Sayfa alıntısı:
-------------------------
İbni Teymiyye rahimehullah der ki: ‘Allah’ın sevip razı olduğu zahiri ve batini tüm amellerdir.’ (El-Ubudiyye, 1/44)

İbni Kayyım rahimehullah der ki: ‘İbadet/kulluk iki aslı bir araya toplar… Tam bir sevgi ve tam bir zillet, boyun eğme. Birini sever lakin ona boyun eğmezsen ona kul olmuş olmazsın. Aynı şekilde birine boyun eğer ama onu sevmezsen ona kulluk etmiş olmazsın.’ (Medaricu’s Salikin, 1/95.)

Bu anlamlarıyla ibadet/kulluk, basit harflerden oluşan sıradan bir kelimeden çok daha fazlasını ifade eder. Ubudiyyet; kulun, Rabbinin karşısında küçülüp O’na boyun eğmesini, O’nu her şeyden üstün ve yüce tutup gönülden O’na bağlılığını, O’nun şeriatına ve kaderine tam bir teslimiyetle teslim olup, sevgi, saygı, korku ve ümitle kulluk vazifelerini yerine getirmesini anlatır.
-------------------------
Kaynak veriler:
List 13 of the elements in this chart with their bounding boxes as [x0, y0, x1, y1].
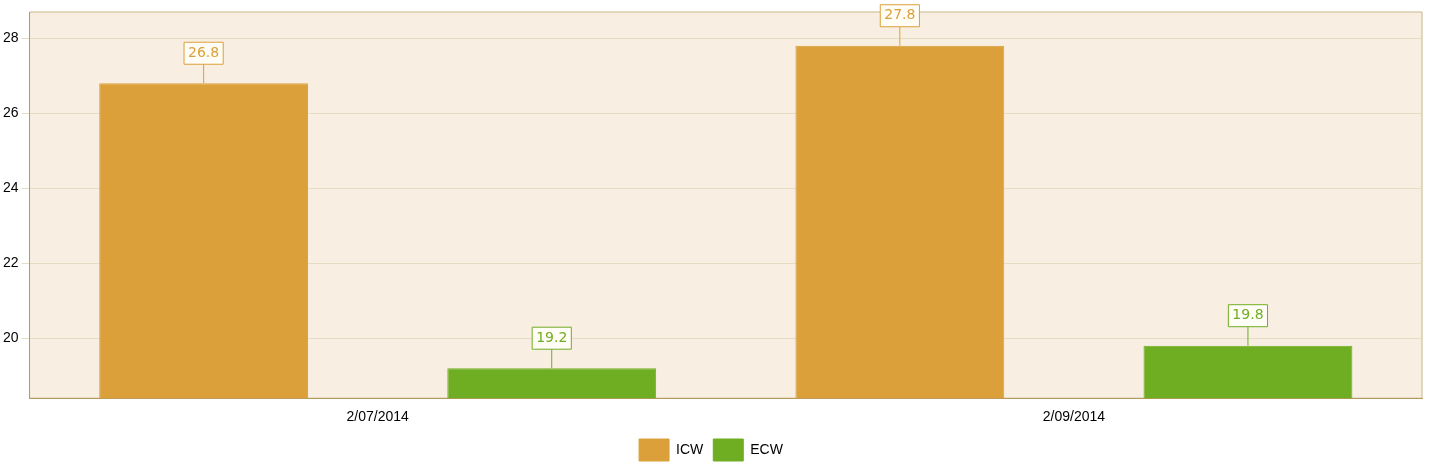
-------------------------
Yapılacak görevler:
(a) Kulluk konulu metne göre şu ifadeler doğru mu: (i) İbni Kayyım'a göre birini sevip ona boyun eğmeyen kişi ona kul olmuş olmaz; (ii) İbni Teymiyye'nin tanımı yalnızca batini amelleri kapsar; (iii) ubudiyyet sıradan bir kelimeden ibarettir? Her biri için evet ya da hayır deyin ve metinden belirleyici sözleri aynen aktarın.
(b) Kulluk konulu metni kaldığı yerden sürdürün.
Verilerin bu işle hiçbir ilgisi yok.

Görev sonuçları:
(a)
(i) Evet: "Birini sever lakin ona boyun eğmezsen ona kul olmuş olmazsın."
(ii) Hayır: "Allah’ın sevip razı olduğu zahiri ve batini tüm amellerdir."
(iii) Hayır: "basit harflerden oluşan sıradan bir kelimeden çok daha fazlasını ifade eder."

(b)
Bu ince ve derin anlamlarıyla ibadet/kulluk; Kelime-i Tevhid’in anlamı, insanın yaratılış gayesi, kitapların indirilme ve Rasûllerin gönderilme sebebidir.

Kelime-i Tevhid’in anlamı: ‘Allah’tan başka ibadeti hak eden hiçbir ilah yoktur’ demektir. Kişi ‘Lailaheillalah’ dediğinde ilahlığı Allah’a ispat edip O’nun dışındaki varlıklardan nefyeder. İlah ise kendisine ibadet edilen demektir. (Lisanu’l Arab’ta İbnu’l Münzir şöyle der: ‘İlah, kendisine ibadet edilendir. Kim kime ibadet ediyorsa; o, onun ilahıdır. Müşriklerin ibadet ettiği putlara da bundan dolayı A’lihe/ilahlar denmiştir.’

Tacu’l Arus sahibi Zebidi: ‘E-li-he (Fiil olarak) ibadet etti demektir… İlah ise me’luh/İlah edinilen yani ibadet edilen ma’bud anlamındadır.’

Külliyat sahibi Ebu’l Beka: ‘Açıkça belirttiler ki; İlah, ibadet edilen demektir’

Tehzibu’l Luga sahibi el-Ezheri: ‘İlah edinmek ibadet edilen ma’bud edinmektir.’

Şeriat dilinde de: İlah bu anlamlarda kullanılmıştır:

“Onlar kendilerine bir kuvvet olsun diye Allah’ın dışında ilahlar edindiler. Hayır asla! O ilah edindikleri onların ibadetlerini yalanlayacaklardır.” (19/Meryem, 81-82)

“Ey kavmim! Allah’a ibadet edin. Sizin O’ndan başka ilahınız yoktur.”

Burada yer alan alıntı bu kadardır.